Rows from a figure dataset:
══════
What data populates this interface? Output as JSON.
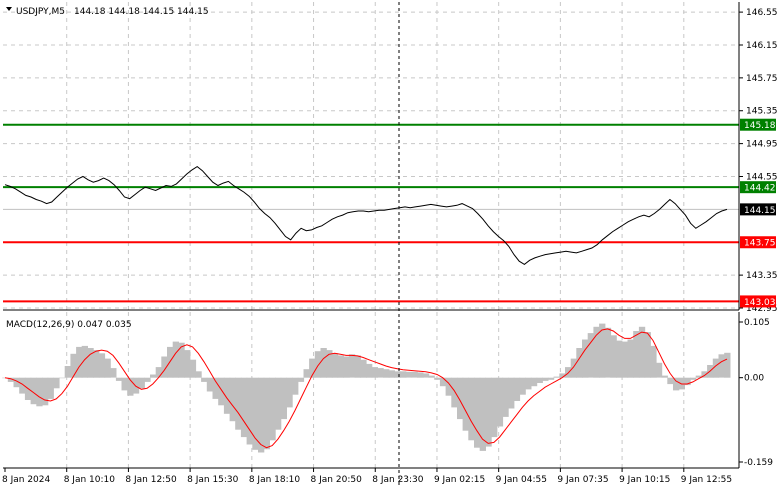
{
  "header": {
    "symbol": "USDJPY,M5",
    "ohlc": "144.18 144.18 144.15 144.15",
    "macd_label": "MACD(12,26,9) 0.047 0.035"
  },
  "colors": {
    "background": "#ffffff",
    "price_line": "#000000",
    "resistance": "#008000",
    "support": "#ff0000",
    "histogram": "#c0c0c0",
    "signal": "#ff0000",
    "current_price_tag": "#000000"
  },
  "chart_data": [
    {
      "type": "line",
      "title": "",
      "ylim": [
        142.95,
        146.6
      ],
      "y_ticks": [
        "146.55",
        "146.15",
        "145.75",
        "145.35",
        "144.95",
        "144.55",
        "143.35",
        "142.95"
      ],
      "x_ticks": [
        "8 Jan 2024",
        "8 Jan 10:10",
        "8 Jan 12:50",
        "8 Jan 15:30",
        "8 Jan 18:10",
        "8 Jan 20:50",
        "8 Jan 23:30",
        "9 Jan 02:15",
        "9 Jan 04:55",
        "9 Jan 07:35",
        "9 Jan 10:15",
        "9 Jan 12:55"
      ],
      "levels": [
        {
          "label": "145.18",
          "value": 145.18,
          "kind": "resistance"
        },
        {
          "label": "144.42",
          "value": 144.42,
          "kind": "resistance"
        },
        {
          "label": "143.75",
          "value": 143.75,
          "kind": "support"
        },
        {
          "label": "143.03",
          "value": 143.03,
          "kind": "support"
        }
      ],
      "current_price": {
        "label": "144.15",
        "value": 144.15
      },
      "series": [
        {
          "values": [
            144.45,
            144.43,
            144.4,
            144.36,
            144.32,
            144.3,
            144.27,
            144.25,
            144.22,
            144.24,
            144.3,
            144.36,
            144.42,
            144.47,
            144.52,
            144.55,
            144.51,
            144.48,
            144.5,
            144.53,
            144.5,
            144.45,
            144.38,
            144.3,
            144.28,
            144.33,
            144.38,
            144.42,
            144.4,
            144.38,
            144.41,
            144.44,
            144.43,
            144.46,
            144.52,
            144.58,
            144.63,
            144.67,
            144.62,
            144.55,
            144.48,
            144.44,
            144.47,
            144.49,
            144.44,
            144.4,
            144.36,
            144.31,
            144.24,
            144.16,
            144.1,
            144.05,
            143.98,
            143.9,
            143.82,
            143.78,
            143.86,
            143.92,
            143.89,
            143.9,
            143.93,
            143.95,
            143.99,
            144.03,
            144.06,
            144.08,
            144.11,
            144.12,
            144.13,
            144.13,
            144.12,
            144.13,
            144.14,
            144.14,
            144.15,
            144.16,
            144.17,
            144.18,
            144.17,
            144.18,
            144.19,
            144.2,
            144.21,
            144.2,
            144.19,
            144.18,
            144.19,
            144.2,
            144.22,
            144.19,
            144.16,
            144.1,
            144.03,
            143.95,
            143.88,
            143.82,
            143.77,
            143.7,
            143.6,
            143.52,
            143.48,
            143.53,
            143.56,
            143.58,
            143.6,
            143.61,
            143.62,
            143.63,
            143.64,
            143.63,
            143.62,
            143.64,
            143.66,
            143.68,
            143.72,
            143.78,
            143.83,
            143.88,
            143.92,
            143.96,
            144.0,
            144.03,
            144.06,
            144.08,
            144.06,
            144.1,
            144.15,
            144.21,
            144.27,
            144.22,
            144.15,
            144.08,
            143.98,
            143.92,
            143.96,
            144.0,
            144.05,
            144.1,
            144.13,
            144.15
          ]
        }
      ]
    },
    {
      "type": "bar",
      "title": "MACD(12,26,9) 0.047 0.035",
      "ylim": [
        -0.159,
        0.105
      ],
      "y_ticks": [
        "0.105",
        "0.00",
        "-0.159"
      ],
      "series": [
        {
          "name": "MACD",
          "values": [
            0.0,
            -0.008,
            -0.018,
            -0.03,
            -0.042,
            -0.05,
            -0.054,
            -0.052,
            -0.04,
            -0.02,
            0.0,
            0.022,
            0.045,
            0.058,
            0.06,
            0.056,
            0.052,
            0.046,
            0.036,
            0.018,
            -0.006,
            -0.024,
            -0.034,
            -0.03,
            -0.02,
            -0.008,
            0.006,
            0.02,
            0.04,
            0.058,
            0.068,
            0.066,
            0.052,
            0.034,
            0.012,
            -0.008,
            -0.026,
            -0.04,
            -0.052,
            -0.068,
            -0.082,
            -0.098,
            -0.112,
            -0.126,
            -0.136,
            -0.141,
            -0.135,
            -0.118,
            -0.098,
            -0.078,
            -0.056,
            -0.032,
            -0.008,
            0.016,
            0.036,
            0.05,
            0.056,
            0.052,
            0.046,
            0.042,
            0.04,
            0.044,
            0.042,
            0.034,
            0.026,
            0.02,
            0.018,
            0.016,
            0.014,
            0.012,
            0.012,
            0.011,
            0.011,
            0.01,
            0.008,
            0.004,
            -0.004,
            -0.016,
            -0.034,
            -0.056,
            -0.078,
            -0.1,
            -0.118,
            -0.132,
            -0.138,
            -0.13,
            -0.112,
            -0.092,
            -0.074,
            -0.058,
            -0.044,
            -0.032,
            -0.022,
            -0.016,
            -0.01,
            -0.006,
            -0.004,
            0.002,
            0.008,
            0.02,
            0.036,
            0.056,
            0.072,
            0.084,
            0.096,
            0.102,
            0.094,
            0.08,
            0.07,
            0.068,
            0.072,
            0.088,
            0.096,
            0.086,
            0.06,
            0.028,
            0.004,
            -0.012,
            -0.024,
            -0.022,
            -0.014,
            -0.004,
            0.004,
            0.012,
            0.024,
            0.036,
            0.044,
            0.047
          ]
        },
        {
          "name": "Signal",
          "values": [
            0.0,
            -0.002,
            -0.006,
            -0.012,
            -0.02,
            -0.028,
            -0.036,
            -0.042,
            -0.044,
            -0.04,
            -0.03,
            -0.016,
            0.002,
            0.02,
            0.034,
            0.044,
            0.05,
            0.052,
            0.05,
            0.042,
            0.028,
            0.012,
            -0.004,
            -0.016,
            -0.022,
            -0.02,
            -0.012,
            0.0,
            0.014,
            0.03,
            0.046,
            0.058,
            0.062,
            0.058,
            0.046,
            0.03,
            0.012,
            -0.006,
            -0.022,
            -0.038,
            -0.052,
            -0.066,
            -0.082,
            -0.098,
            -0.114,
            -0.126,
            -0.132,
            -0.128,
            -0.116,
            -0.1,
            -0.082,
            -0.062,
            -0.04,
            -0.018,
            0.004,
            0.022,
            0.036,
            0.044,
            0.046,
            0.044,
            0.042,
            0.042,
            0.041,
            0.038,
            0.034,
            0.03,
            0.026,
            0.022,
            0.019,
            0.017,
            0.015,
            0.014,
            0.013,
            0.012,
            0.011,
            0.009,
            0.006,
            0.0,
            -0.01,
            -0.024,
            -0.042,
            -0.062,
            -0.082,
            -0.1,
            -0.116,
            -0.124,
            -0.122,
            -0.112,
            -0.098,
            -0.084,
            -0.07,
            -0.056,
            -0.044,
            -0.034,
            -0.026,
            -0.018,
            -0.012,
            -0.006,
            0.0,
            0.008,
            0.02,
            0.036,
            0.052,
            0.066,
            0.08,
            0.09,
            0.092,
            0.088,
            0.08,
            0.074,
            0.074,
            0.08,
            0.086,
            0.084,
            0.07,
            0.048,
            0.026,
            0.008,
            -0.006,
            -0.012,
            -0.012,
            -0.008,
            -0.002,
            0.004,
            0.012,
            0.022,
            0.03,
            0.035
          ]
        }
      ]
    }
  ]
}
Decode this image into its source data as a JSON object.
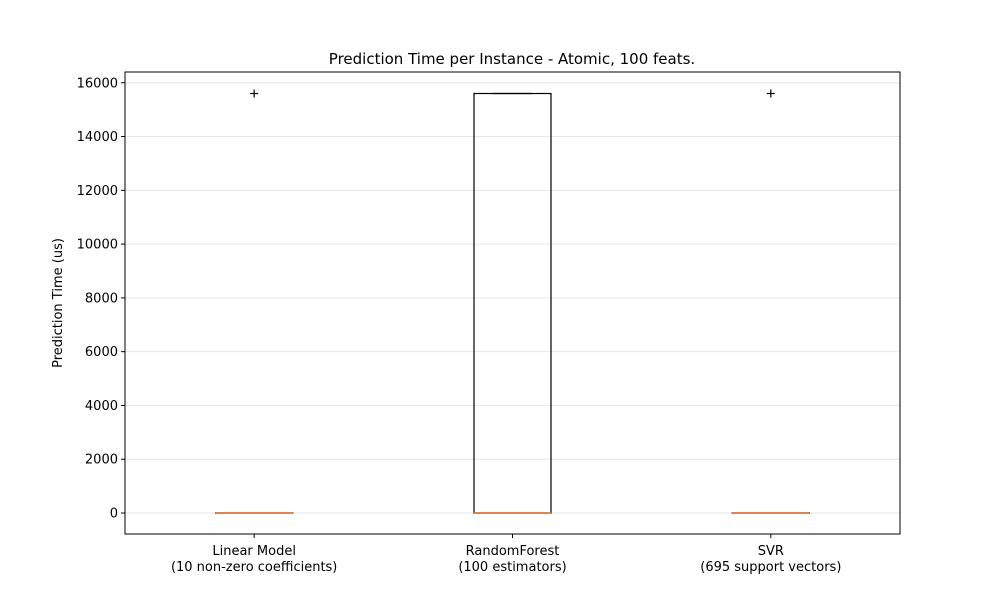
{
  "chart_data": {
    "type": "box",
    "title": "Prediction Time per Instance - Atomic, 100 feats.",
    "xlabel": "",
    "ylabel": "Prediction Time (us)",
    "ylim": [
      -780,
      16400
    ],
    "yticks": [
      0,
      2000,
      4000,
      6000,
      8000,
      10000,
      12000,
      14000,
      16000
    ],
    "grid": "y",
    "colors": {
      "box": "#000000",
      "median": "#dd8452",
      "grid": "#e6e6e6",
      "flier": "#000000"
    },
    "boxes": [
      {
        "label_line1": "Linear Model",
        "label_line2": "(10 non-zero coefficients)",
        "whisker_low": 0,
        "q1": 0,
        "median": 0,
        "q3": 0,
        "whisker_high": 0,
        "fliers": [
          15600
        ]
      },
      {
        "label_line1": "RandomForest",
        "label_line2": "(100 estimators)",
        "whisker_low": 0,
        "q1": 0,
        "median": 0,
        "q3": 15600,
        "whisker_high": 15600,
        "fliers": []
      },
      {
        "label_line1": "SVR",
        "label_line2": "(695 support vectors)",
        "whisker_low": 0,
        "q1": 0,
        "median": 0,
        "q3": 0,
        "whisker_high": 0,
        "fliers": [
          15600
        ]
      }
    ]
  }
}
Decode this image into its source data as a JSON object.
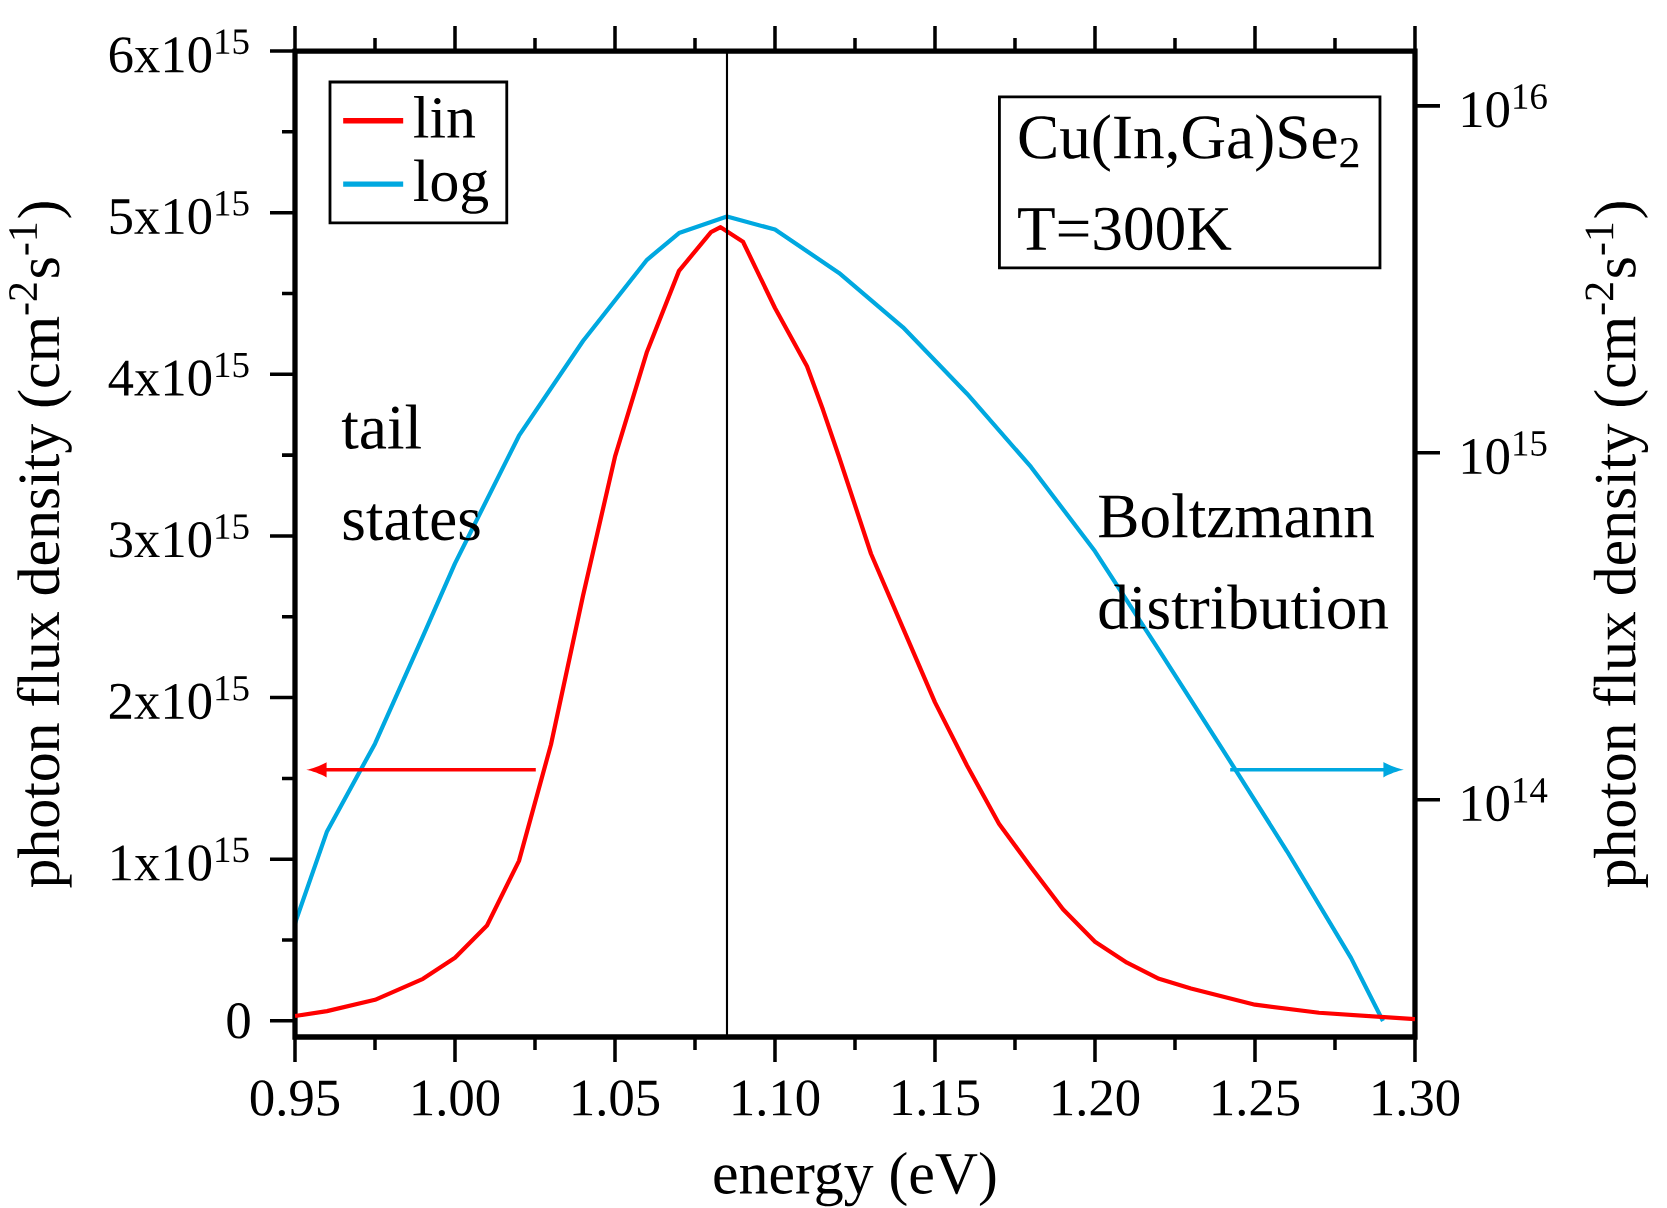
{
  "chart_data": {
    "type": "line",
    "xlabel": "energy (eV)",
    "ylabel": "photon flux density (cm$^{-2}$s$^{-1}$)",
    "y2label": "photon flux density (cm$^{-2}$s$^{-1}$)",
    "xlim": [
      0.95,
      1.3
    ],
    "xticks": [
      0.95,
      {
        "value": 1.0,
        "label": "1.00"
      },
      1.05,
      {
        "value": 1.1,
        "label": "1.10"
      },
      1.15,
      {
        "value": 1.2,
        "label": "1.20"
      },
      1.25,
      {
        "value": 1.3,
        "label": "1.30"
      }
    ],
    "ylim": [
      -100000000000000.0,
      6000000000000000.0
    ],
    "yticks": [
      0,
      {
        "value": 1000000000000000.0,
        "label": "1x10$^{15}$"
      },
      {
        "value": 2000000000000000.0,
        "label": "2x10$^{15}$"
      },
      {
        "value": 3000000000000000.0,
        "label": "3x10$^{15}$"
      },
      {
        "value": 4000000000000000.0,
        "label": "4x10$^{15}$"
      },
      {
        "value": 5000000000000000.0,
        "label": "5x10$^{15}$"
      },
      {
        "value": 6000000000000000.0,
        "label": "6x10$^{15}$"
      }
    ],
    "y2lim": [
      20700000000000.0,
      1.44e+16
    ],
    "y2ticks": [
      {
        "value": 100000000000000.0,
        "label": "10$^{14}$"
      },
      {
        "value": 1000000000000000.0,
        "label": "10$^{15}$"
      },
      {
        "value": 1e+16,
        "label": "10$^{16}$"
      }
    ],
    "log": "y2",
    "legend": "top left",
    "x": [
      0.95,
      0.96,
      0.975,
      0.99,
      1.0,
      1.01,
      1.02,
      1.03,
      1.04,
      1.05,
      1.06,
      1.07,
      1.08,
      1.083,
      1.09,
      1.1,
      1.11,
      1.115,
      1.12,
      1.13,
      1.14,
      1.15,
      1.16,
      1.17,
      1.18,
      1.19,
      1.2,
      1.21,
      1.22,
      1.23,
      1.25,
      1.27,
      1.3
    ],
    "series": [
      {
        "name": "lin",
        "color": "#ff0000",
        "values": [
          30000000000000.0,
          60000000000000.0,
          130000000000000.0,
          260000000000000.0,
          390000000000000.0,
          590000000000000.0,
          990000000000000.0,
          1710000000000000.0,
          2630000000000000.0,
          3490000000000000.0,
          4140000000000000.0,
          4640000000000000.0,
          4880000000000000.0,
          4910000000000000.0,
          4820000000000000.0,
          4410000000000000.0,
          4050000000000000.0,
          3780000000000000.0,
          3490000000000000.0,
          2890000000000000.0,
          2430000000000000.0,
          1970000000000000.0,
          1580000000000000.0,
          1220000000000000.0,
          950000000000000.0,
          690000000000000.0,
          490000000000000.0,
          360000000000000.0,
          260000000000000.0,
          200000000000000.0,
          100000000000000.0,
          50000000000000.0,
          10000000000000.0
        ]
      },
      {
        "name": "log",
        "color": "#00a8e0",
        "axis": "y2",
        "x": [
          0.95,
          0.96,
          0.975,
          0.99,
          1.0,
          1.02,
          1.04,
          1.06,
          1.07,
          1.085,
          1.1,
          1.12,
          1.14,
          1.16,
          1.18,
          1.2,
          1.22,
          1.24,
          1.26,
          1.28,
          1.29
        ],
        "values": [
          44000000000000.0,
          81000000000000.0,
          145000000000000.0,
          296000000000000.0,
          480000000000000.0,
          1120000000000000.0,
          2100000000000000.0,
          3600000000000000.0,
          4300000000000000.0,
          4800000000000000.0,
          4400000000000000.0,
          3300000000000000.0,
          2300000000000000.0,
          1480000000000000.0,
          910000000000000.0,
          520000000000000.0,
          270000000000000.0,
          139000000000000.0,
          71000000000000.0,
          35000000000000.0,
          23000000000000.0
        ]
      }
    ],
    "ref_lines": [
      {
        "axis": "x",
        "value": 1.085,
        "color": "#000000"
      }
    ],
    "annotations": [
      "tail states",
      "Boltzmann distribution",
      "Cu(In,Ga)Se$_{2}$",
      "T=300K"
    ]
  }
}
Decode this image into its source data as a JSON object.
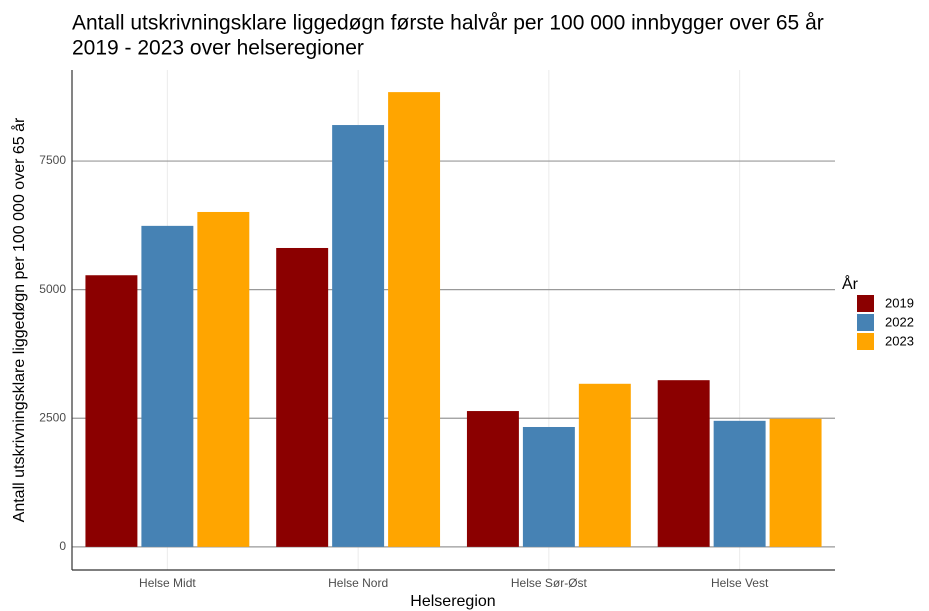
══════
Stated problem: Gather each line in these records that contains the string "type".

Task output:
      "type": "line",
      "type": "bar",
    "type": "box",
    "type": "line",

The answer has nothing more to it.